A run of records
•••

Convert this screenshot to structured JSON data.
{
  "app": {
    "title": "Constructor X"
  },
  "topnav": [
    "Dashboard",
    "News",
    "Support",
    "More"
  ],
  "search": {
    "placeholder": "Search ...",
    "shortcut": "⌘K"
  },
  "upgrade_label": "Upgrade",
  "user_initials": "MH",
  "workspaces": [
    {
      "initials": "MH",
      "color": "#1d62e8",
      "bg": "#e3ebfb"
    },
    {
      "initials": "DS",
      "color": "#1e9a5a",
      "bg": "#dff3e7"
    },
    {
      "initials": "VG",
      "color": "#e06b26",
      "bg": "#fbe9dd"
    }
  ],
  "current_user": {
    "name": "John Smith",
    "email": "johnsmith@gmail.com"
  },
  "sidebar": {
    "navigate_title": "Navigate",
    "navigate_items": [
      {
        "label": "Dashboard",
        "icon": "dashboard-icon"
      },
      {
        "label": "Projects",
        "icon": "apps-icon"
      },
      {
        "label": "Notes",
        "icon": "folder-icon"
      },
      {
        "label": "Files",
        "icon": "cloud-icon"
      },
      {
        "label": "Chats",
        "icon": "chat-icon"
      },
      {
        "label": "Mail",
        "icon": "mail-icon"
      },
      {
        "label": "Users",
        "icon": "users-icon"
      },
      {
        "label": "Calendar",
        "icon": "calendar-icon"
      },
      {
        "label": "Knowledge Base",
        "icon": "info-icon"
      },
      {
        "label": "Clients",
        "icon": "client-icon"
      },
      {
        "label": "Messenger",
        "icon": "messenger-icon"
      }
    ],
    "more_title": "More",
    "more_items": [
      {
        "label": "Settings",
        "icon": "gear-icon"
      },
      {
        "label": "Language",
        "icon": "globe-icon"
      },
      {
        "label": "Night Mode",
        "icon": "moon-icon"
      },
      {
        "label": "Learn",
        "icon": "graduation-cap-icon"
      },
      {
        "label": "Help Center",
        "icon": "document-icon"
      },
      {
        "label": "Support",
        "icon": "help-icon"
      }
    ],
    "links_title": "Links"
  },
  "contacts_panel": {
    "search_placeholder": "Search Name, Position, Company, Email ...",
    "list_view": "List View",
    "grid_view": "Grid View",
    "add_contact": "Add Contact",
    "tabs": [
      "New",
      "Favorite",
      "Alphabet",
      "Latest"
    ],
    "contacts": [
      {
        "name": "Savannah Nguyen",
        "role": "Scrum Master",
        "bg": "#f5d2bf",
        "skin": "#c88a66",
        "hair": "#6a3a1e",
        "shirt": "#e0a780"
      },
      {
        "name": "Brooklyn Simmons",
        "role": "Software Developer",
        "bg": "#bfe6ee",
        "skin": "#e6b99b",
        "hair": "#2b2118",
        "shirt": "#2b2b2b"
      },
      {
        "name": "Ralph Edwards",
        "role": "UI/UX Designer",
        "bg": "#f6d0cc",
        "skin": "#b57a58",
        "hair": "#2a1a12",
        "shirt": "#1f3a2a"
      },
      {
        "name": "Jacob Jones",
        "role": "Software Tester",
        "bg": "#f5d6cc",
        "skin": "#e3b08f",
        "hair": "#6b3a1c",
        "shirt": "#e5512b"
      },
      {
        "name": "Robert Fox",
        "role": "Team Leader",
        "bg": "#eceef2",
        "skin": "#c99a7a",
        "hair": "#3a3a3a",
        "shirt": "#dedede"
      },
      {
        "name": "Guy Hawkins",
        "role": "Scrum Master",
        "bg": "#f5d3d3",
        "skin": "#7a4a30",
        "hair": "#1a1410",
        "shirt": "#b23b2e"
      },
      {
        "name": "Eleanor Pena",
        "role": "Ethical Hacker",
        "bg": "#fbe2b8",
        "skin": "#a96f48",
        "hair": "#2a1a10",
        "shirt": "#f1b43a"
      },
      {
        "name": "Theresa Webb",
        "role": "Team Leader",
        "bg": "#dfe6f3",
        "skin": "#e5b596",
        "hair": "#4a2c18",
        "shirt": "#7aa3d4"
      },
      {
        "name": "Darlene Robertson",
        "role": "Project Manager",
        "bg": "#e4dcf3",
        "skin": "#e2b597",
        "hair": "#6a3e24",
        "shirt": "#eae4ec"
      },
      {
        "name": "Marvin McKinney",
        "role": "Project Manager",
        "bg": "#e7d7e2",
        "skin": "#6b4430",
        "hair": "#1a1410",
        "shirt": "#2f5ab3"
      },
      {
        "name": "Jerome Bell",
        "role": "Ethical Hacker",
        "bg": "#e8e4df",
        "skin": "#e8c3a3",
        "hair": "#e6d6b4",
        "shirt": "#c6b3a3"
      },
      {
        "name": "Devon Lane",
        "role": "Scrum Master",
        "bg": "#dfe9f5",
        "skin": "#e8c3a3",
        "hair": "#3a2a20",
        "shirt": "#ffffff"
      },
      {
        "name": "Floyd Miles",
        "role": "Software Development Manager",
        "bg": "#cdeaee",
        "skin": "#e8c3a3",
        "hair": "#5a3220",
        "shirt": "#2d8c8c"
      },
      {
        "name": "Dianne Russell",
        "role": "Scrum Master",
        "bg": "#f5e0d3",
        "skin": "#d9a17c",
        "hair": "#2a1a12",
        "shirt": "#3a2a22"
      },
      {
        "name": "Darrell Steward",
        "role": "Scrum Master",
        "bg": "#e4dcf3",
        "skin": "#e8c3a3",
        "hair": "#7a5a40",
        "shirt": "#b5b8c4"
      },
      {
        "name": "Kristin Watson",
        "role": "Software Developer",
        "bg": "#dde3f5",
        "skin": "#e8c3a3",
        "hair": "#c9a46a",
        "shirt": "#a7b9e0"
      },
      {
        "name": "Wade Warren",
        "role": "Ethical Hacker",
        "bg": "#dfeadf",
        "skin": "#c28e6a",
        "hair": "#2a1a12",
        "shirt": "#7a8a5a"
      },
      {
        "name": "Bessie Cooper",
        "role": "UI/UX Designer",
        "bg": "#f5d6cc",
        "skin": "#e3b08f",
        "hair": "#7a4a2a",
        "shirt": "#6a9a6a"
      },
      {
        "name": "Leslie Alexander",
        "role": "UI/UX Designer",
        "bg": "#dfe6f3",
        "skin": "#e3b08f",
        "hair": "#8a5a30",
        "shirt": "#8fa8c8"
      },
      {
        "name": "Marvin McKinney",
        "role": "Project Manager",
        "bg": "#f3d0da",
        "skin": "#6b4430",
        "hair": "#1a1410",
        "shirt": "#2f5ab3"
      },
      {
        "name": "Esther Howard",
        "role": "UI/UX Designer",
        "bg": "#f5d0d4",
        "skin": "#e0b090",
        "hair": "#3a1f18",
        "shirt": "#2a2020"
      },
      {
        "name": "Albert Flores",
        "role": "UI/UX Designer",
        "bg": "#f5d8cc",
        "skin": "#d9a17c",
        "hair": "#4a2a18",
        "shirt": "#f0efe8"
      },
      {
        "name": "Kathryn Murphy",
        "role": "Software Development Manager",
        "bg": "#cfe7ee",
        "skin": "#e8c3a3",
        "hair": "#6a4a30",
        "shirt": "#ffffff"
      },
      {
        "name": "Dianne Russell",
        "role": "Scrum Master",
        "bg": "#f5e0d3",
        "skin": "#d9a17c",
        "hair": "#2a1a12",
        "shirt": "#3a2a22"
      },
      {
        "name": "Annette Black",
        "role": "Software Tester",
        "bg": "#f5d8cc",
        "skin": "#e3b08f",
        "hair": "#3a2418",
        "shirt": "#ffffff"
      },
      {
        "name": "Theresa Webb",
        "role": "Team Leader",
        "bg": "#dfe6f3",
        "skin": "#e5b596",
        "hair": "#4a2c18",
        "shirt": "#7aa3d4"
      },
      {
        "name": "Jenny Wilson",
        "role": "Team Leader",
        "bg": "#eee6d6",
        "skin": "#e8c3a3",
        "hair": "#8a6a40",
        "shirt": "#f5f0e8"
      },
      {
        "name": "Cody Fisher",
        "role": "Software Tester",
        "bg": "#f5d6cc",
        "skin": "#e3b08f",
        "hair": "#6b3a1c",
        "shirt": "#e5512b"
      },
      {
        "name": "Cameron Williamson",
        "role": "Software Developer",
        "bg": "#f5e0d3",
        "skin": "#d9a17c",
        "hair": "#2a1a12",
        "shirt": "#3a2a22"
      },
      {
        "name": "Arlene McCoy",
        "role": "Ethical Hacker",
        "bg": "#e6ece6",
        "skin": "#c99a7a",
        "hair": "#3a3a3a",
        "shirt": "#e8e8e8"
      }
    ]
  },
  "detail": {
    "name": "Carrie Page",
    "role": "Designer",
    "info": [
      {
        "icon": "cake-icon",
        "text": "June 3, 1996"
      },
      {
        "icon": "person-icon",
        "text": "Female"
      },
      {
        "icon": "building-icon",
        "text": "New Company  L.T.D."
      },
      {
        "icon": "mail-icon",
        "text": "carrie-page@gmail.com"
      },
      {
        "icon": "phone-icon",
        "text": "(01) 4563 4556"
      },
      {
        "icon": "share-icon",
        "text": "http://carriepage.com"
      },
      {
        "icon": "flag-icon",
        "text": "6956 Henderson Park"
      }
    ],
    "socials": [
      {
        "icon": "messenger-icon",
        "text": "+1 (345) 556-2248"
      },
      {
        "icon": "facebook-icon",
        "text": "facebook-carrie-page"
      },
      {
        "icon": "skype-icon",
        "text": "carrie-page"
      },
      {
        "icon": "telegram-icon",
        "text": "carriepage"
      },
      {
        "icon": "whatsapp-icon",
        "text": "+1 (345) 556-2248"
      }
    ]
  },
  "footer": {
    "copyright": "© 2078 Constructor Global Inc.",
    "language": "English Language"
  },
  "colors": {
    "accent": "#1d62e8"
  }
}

•••

→ YOUR OBJECTIVE:
Go through the listing above and return every line where the word "Language" occurs.

→ WRITTEN REPLY:
        "label": "Language",
    "language": "English Language"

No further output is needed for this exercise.